YOUR GOAL. In the records that follow, locate every line with "screenshot" and extract it.

## START

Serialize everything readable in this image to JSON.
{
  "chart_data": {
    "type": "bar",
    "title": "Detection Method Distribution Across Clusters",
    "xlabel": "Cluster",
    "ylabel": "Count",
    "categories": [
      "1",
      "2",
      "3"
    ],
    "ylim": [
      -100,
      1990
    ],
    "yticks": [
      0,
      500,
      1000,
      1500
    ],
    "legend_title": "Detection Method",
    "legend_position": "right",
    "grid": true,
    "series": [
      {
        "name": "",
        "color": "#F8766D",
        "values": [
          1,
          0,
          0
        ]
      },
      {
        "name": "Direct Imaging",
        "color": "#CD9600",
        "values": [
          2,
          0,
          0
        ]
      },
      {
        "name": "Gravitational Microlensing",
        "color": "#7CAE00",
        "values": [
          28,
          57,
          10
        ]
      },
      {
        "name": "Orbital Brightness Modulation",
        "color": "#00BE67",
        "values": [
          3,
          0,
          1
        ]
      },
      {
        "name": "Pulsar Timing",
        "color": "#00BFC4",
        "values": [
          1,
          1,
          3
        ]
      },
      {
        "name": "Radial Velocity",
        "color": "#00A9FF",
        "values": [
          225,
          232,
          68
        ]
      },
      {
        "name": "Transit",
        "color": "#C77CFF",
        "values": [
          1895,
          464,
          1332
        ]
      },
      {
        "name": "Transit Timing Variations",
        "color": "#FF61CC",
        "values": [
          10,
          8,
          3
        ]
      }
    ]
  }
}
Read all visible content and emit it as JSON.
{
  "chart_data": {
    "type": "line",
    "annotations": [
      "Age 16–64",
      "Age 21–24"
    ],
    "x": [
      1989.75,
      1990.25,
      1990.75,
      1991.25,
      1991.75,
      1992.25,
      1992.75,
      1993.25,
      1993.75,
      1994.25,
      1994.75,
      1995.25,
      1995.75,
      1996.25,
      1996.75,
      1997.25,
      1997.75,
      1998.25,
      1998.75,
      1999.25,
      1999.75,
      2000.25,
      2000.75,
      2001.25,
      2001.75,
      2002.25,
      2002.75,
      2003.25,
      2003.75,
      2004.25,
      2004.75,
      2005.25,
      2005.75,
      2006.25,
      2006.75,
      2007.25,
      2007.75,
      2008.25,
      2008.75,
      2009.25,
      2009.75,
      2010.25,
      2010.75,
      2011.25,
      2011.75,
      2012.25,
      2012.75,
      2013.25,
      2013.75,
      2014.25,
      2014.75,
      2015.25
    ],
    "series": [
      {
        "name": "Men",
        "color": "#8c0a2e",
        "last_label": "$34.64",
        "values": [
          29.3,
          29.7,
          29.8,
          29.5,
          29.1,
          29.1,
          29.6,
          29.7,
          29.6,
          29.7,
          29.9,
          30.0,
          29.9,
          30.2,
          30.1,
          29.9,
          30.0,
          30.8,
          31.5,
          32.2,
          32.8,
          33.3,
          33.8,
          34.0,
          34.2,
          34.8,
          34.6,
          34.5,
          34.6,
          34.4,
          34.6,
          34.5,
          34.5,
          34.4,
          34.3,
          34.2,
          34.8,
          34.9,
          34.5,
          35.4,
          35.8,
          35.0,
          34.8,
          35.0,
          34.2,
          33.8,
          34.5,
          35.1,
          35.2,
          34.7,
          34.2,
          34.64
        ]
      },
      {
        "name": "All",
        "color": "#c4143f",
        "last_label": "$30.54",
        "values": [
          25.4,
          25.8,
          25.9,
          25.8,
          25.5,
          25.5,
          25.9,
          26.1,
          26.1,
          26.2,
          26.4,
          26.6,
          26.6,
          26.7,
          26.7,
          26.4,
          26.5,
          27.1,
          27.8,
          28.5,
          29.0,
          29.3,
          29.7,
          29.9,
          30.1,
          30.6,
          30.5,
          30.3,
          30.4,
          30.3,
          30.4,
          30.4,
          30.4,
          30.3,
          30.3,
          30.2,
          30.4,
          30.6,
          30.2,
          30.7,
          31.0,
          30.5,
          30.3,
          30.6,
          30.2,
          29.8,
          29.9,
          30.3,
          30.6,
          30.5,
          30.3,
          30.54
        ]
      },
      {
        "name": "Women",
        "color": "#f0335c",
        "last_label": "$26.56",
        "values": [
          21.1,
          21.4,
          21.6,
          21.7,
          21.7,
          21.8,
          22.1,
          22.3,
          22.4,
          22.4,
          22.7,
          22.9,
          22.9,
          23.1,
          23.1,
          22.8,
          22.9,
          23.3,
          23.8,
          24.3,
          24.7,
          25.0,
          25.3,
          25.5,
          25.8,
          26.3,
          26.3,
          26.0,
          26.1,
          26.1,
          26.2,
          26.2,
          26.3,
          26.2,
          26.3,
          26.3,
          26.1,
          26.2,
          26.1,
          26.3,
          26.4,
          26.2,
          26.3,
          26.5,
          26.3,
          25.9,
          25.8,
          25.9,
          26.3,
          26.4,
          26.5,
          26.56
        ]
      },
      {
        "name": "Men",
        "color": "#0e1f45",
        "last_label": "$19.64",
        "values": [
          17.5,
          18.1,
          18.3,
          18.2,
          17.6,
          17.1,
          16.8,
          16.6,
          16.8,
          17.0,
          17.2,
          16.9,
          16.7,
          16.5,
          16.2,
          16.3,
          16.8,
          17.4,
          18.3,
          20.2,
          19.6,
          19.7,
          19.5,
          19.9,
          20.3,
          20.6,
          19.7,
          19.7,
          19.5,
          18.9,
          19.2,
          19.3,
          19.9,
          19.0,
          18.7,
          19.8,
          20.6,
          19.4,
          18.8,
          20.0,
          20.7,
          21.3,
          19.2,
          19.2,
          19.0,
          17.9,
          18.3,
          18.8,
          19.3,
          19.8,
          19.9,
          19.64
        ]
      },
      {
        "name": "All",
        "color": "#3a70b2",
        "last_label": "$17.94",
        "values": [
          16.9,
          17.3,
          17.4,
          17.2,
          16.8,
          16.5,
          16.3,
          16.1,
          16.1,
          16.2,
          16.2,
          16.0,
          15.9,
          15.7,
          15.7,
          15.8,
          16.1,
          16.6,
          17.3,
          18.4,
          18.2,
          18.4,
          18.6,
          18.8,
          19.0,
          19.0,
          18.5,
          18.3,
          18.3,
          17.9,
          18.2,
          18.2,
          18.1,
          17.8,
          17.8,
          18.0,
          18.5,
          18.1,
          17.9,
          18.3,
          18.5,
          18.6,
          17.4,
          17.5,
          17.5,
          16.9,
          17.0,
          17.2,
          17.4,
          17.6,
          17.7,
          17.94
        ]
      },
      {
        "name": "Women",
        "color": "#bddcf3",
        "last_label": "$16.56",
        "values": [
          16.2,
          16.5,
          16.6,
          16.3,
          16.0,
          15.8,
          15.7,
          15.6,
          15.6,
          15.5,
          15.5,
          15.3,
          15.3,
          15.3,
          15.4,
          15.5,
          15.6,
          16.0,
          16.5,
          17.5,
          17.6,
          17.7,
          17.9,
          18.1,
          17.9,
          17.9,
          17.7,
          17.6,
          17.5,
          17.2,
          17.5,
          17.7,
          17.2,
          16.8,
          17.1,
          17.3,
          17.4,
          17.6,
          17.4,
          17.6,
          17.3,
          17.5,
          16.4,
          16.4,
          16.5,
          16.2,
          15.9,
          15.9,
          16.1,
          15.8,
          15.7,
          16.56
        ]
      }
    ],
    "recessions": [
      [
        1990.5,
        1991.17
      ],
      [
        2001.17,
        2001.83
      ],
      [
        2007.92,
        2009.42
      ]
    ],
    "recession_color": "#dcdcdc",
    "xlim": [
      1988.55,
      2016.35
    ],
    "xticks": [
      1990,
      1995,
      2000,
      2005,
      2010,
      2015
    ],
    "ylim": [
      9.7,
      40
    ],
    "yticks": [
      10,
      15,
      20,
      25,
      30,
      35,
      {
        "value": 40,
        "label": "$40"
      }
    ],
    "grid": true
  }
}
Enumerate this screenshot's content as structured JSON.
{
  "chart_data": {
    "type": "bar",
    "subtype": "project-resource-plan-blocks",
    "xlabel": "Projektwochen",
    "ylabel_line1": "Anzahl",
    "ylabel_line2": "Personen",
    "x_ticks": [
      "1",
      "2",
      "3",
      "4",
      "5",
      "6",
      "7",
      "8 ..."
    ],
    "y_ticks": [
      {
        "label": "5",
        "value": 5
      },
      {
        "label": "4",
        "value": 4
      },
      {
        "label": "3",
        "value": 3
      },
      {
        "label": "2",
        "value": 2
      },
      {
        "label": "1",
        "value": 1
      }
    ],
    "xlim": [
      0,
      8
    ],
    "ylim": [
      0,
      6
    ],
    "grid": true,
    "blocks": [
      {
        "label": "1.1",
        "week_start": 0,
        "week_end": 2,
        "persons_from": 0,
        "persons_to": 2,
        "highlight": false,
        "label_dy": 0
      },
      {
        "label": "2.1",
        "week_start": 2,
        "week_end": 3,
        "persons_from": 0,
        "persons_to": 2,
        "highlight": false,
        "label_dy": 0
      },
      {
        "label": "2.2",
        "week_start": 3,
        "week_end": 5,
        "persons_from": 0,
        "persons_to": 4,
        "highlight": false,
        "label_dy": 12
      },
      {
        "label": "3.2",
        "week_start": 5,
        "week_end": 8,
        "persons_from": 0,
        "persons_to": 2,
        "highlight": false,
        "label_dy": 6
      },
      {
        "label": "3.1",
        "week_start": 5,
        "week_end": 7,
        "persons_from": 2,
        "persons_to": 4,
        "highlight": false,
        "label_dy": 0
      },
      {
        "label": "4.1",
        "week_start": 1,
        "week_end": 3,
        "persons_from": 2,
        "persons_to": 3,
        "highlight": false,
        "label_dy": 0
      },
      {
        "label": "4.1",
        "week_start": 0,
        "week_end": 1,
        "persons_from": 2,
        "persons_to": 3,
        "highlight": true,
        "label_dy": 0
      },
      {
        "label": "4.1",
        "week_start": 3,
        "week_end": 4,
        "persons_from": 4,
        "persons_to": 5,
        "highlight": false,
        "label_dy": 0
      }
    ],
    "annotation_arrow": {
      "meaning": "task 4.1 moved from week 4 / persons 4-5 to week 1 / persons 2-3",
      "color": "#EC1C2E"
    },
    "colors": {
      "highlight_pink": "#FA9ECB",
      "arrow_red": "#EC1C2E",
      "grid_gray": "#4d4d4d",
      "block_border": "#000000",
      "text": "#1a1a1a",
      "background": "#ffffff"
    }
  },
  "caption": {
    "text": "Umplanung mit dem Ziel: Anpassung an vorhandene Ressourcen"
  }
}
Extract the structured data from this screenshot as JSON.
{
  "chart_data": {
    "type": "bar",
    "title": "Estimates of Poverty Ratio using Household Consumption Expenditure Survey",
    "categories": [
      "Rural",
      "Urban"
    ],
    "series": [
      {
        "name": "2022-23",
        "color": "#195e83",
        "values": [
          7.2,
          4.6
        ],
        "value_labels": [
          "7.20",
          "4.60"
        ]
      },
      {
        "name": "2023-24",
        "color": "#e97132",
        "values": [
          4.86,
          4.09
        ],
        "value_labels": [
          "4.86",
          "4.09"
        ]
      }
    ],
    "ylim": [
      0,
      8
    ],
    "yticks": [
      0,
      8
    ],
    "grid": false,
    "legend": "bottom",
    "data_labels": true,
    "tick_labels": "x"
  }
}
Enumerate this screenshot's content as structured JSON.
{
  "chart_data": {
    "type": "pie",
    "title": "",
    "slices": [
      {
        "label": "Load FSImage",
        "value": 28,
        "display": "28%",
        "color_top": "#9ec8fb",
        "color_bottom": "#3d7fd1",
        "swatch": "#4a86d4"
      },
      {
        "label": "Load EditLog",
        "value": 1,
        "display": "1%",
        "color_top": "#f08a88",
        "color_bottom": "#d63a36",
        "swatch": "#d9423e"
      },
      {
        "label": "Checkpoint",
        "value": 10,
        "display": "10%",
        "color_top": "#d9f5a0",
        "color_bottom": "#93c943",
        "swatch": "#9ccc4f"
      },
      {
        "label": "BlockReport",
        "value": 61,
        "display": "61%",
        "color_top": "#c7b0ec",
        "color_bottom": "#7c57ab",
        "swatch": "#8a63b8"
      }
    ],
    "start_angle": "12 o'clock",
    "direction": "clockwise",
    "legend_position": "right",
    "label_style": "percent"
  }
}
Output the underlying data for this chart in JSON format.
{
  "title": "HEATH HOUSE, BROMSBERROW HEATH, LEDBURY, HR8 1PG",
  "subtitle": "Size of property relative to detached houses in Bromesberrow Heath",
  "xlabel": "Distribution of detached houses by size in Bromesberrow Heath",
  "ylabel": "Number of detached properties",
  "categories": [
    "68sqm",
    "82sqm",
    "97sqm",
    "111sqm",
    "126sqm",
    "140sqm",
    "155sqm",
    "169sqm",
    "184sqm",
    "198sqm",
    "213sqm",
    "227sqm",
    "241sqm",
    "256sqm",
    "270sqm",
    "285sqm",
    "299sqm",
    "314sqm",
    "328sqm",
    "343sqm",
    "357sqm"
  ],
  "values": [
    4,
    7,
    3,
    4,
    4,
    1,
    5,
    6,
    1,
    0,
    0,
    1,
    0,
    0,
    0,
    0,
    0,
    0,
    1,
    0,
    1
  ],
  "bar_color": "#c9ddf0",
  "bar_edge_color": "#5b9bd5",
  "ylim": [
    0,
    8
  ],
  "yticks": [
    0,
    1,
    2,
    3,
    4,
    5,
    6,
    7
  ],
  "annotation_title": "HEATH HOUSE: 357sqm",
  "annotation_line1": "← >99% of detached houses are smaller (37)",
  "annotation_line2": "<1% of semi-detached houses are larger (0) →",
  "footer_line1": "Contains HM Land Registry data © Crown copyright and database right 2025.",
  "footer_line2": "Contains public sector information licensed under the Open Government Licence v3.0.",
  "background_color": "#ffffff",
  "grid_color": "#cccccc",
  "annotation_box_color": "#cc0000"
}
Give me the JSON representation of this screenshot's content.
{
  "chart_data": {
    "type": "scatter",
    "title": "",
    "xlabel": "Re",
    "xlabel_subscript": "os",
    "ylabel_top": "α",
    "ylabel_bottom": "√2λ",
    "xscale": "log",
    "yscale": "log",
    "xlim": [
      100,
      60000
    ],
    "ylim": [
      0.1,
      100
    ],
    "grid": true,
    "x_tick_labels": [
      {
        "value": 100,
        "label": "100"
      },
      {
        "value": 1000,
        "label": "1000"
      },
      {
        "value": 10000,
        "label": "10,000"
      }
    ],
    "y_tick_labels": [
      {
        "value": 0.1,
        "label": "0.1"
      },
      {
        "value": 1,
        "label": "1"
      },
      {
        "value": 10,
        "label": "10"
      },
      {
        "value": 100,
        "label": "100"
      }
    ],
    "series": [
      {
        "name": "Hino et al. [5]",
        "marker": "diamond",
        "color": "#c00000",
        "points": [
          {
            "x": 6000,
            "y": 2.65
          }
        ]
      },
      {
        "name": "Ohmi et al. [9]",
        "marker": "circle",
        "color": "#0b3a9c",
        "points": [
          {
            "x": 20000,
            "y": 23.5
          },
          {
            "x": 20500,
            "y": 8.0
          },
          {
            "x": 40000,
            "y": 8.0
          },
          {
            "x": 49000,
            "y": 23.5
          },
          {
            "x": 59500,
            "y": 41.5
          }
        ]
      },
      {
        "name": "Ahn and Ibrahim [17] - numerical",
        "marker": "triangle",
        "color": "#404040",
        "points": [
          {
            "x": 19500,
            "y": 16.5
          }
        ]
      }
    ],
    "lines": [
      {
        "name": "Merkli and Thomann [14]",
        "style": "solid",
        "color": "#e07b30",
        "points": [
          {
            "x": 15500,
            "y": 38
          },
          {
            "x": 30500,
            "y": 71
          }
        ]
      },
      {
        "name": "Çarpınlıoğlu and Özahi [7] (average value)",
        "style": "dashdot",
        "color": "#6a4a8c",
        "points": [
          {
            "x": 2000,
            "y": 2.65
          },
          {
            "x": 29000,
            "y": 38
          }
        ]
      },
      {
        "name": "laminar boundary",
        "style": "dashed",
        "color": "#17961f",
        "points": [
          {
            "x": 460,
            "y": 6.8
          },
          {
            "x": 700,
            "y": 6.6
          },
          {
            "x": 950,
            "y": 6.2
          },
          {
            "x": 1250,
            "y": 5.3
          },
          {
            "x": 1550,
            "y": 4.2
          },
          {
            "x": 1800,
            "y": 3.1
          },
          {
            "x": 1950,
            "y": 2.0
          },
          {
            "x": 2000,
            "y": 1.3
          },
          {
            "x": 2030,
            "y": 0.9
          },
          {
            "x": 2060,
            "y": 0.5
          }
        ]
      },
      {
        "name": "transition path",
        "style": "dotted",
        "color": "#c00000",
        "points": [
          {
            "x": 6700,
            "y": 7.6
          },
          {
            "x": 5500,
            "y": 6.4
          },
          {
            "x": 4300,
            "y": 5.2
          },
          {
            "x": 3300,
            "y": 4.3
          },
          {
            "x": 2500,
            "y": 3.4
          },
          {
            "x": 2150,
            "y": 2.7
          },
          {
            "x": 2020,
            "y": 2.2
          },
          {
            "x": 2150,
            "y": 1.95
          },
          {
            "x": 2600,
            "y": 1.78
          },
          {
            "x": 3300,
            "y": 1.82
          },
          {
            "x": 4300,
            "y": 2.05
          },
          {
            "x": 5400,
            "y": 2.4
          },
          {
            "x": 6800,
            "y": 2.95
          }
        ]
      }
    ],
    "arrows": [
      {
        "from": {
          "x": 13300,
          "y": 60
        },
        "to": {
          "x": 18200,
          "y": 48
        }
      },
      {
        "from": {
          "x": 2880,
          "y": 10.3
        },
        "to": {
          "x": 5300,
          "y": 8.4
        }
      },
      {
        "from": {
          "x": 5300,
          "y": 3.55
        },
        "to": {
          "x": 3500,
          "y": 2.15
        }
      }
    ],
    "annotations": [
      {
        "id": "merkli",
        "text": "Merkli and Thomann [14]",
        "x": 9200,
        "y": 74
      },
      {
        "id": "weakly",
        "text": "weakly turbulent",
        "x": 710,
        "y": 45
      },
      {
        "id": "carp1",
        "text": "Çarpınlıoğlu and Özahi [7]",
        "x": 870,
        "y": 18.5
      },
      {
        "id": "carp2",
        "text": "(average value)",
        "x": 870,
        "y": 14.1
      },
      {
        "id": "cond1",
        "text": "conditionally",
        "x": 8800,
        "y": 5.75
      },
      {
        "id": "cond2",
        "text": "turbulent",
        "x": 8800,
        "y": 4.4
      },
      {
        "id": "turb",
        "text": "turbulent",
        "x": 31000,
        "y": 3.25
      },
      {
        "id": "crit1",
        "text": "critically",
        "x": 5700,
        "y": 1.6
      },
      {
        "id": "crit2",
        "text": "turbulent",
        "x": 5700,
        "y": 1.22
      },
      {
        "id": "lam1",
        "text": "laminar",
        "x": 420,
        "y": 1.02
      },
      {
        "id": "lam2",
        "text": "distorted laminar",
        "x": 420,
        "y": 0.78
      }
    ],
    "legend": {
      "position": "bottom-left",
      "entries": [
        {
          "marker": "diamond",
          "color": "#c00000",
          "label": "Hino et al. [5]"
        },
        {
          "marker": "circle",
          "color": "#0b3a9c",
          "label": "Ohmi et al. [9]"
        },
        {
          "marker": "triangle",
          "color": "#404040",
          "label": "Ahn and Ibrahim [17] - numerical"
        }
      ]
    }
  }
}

## END

EXERCISE OUTPUT.
Enumerate this screenshot's content as structured JSON.
Extract the structured data from this screenshot as JSON.
Enumerate this screenshot's content as structured JSON.
Give me the JSON representation of this screenshot's content.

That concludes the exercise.